# What is asked
Search the records for "content". Copy every line where it appears.
☆ ☆ ☆ ☆ ☆ ☆ ☆
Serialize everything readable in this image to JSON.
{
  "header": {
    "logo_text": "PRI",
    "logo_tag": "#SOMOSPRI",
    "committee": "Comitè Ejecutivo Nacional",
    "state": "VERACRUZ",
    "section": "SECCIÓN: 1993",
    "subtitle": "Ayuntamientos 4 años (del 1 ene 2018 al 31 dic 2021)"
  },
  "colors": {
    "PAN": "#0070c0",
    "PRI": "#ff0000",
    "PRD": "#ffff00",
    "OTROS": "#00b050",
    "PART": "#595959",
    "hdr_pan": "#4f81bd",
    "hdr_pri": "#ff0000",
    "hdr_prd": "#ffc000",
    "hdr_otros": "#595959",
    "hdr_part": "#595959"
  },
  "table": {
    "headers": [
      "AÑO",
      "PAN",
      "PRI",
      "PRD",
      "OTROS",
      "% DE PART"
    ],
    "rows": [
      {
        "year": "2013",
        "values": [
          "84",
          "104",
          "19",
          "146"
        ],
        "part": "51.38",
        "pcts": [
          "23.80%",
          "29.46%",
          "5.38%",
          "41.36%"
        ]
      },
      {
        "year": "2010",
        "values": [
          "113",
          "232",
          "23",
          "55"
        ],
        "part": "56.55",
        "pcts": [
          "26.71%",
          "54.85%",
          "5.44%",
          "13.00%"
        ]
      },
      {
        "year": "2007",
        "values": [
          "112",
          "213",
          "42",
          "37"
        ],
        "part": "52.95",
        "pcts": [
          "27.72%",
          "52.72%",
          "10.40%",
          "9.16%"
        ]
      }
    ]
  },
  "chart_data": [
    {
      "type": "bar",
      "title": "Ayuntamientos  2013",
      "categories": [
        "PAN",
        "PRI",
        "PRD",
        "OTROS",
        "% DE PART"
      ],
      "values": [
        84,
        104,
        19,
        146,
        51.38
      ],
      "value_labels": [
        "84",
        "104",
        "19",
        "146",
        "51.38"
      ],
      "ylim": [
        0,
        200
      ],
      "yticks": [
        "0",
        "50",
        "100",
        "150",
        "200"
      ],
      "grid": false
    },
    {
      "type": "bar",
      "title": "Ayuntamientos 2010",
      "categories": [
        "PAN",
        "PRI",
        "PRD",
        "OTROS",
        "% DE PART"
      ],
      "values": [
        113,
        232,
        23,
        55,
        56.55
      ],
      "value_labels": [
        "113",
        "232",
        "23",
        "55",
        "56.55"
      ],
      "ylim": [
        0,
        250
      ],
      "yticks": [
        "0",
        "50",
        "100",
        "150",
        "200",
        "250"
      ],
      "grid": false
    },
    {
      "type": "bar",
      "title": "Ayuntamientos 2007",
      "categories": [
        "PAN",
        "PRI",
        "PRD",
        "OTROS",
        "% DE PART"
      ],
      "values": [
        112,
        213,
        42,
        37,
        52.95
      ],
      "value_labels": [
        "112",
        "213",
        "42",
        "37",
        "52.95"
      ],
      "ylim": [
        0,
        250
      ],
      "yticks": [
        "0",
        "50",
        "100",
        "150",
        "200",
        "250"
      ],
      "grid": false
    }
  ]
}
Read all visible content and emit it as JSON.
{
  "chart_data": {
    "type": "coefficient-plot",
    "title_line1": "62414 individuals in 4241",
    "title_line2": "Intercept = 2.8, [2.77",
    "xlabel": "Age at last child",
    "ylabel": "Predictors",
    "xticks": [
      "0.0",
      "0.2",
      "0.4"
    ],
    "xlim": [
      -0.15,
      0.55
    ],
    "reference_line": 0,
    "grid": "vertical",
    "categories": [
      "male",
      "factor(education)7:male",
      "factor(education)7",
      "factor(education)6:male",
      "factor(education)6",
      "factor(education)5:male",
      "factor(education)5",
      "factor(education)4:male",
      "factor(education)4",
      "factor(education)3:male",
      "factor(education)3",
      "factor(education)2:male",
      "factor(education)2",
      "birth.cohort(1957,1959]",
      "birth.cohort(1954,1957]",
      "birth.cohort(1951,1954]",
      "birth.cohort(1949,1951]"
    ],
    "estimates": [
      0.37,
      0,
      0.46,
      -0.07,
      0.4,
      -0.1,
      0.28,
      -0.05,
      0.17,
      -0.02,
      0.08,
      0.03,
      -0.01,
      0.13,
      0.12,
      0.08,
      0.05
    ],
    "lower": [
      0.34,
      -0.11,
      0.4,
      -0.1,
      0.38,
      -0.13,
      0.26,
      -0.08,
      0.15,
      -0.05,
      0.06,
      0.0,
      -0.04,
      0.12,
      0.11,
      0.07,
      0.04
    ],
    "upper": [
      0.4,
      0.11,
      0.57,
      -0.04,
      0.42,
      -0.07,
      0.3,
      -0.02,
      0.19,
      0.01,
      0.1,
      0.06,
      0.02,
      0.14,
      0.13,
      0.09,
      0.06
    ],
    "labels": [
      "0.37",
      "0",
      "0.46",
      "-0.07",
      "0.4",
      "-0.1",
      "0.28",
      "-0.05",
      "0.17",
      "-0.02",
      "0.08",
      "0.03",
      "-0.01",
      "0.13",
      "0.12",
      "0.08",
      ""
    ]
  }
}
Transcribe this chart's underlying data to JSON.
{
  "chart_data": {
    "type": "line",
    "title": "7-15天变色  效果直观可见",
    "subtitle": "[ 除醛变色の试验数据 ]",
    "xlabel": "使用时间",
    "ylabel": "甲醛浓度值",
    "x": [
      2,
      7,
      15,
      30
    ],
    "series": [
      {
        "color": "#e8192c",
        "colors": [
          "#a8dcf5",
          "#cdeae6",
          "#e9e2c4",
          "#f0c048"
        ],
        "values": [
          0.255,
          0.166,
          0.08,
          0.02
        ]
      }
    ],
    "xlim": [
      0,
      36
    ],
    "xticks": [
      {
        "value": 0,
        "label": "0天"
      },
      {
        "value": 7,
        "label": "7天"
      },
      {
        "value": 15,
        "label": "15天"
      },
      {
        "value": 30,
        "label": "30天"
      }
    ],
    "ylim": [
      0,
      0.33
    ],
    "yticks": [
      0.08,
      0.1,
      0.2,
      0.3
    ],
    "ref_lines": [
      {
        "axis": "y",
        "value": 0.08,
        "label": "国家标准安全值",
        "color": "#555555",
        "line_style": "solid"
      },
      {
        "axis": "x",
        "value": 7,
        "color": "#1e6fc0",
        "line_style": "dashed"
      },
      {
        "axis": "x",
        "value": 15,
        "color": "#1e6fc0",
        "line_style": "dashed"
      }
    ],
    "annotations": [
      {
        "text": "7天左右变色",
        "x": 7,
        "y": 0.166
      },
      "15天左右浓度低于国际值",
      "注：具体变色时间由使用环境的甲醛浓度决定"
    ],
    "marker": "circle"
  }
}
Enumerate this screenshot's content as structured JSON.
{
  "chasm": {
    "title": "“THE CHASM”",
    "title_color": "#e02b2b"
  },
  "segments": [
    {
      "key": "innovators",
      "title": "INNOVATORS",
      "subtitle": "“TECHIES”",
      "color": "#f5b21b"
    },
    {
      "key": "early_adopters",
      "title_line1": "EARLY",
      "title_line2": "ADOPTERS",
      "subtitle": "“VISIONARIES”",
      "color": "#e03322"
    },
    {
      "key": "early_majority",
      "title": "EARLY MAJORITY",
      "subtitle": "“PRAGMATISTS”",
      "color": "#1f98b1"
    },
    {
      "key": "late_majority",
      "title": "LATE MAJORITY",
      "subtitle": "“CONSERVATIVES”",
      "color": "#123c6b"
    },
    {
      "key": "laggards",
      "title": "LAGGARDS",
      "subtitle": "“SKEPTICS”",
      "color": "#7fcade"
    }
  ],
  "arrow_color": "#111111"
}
☆ ☆ ☆ ☆ ☆ ☆ ☆
# Correct response
Read all visible content and emit it as JSON.
Enumerate this screenshot's content as structured JSON.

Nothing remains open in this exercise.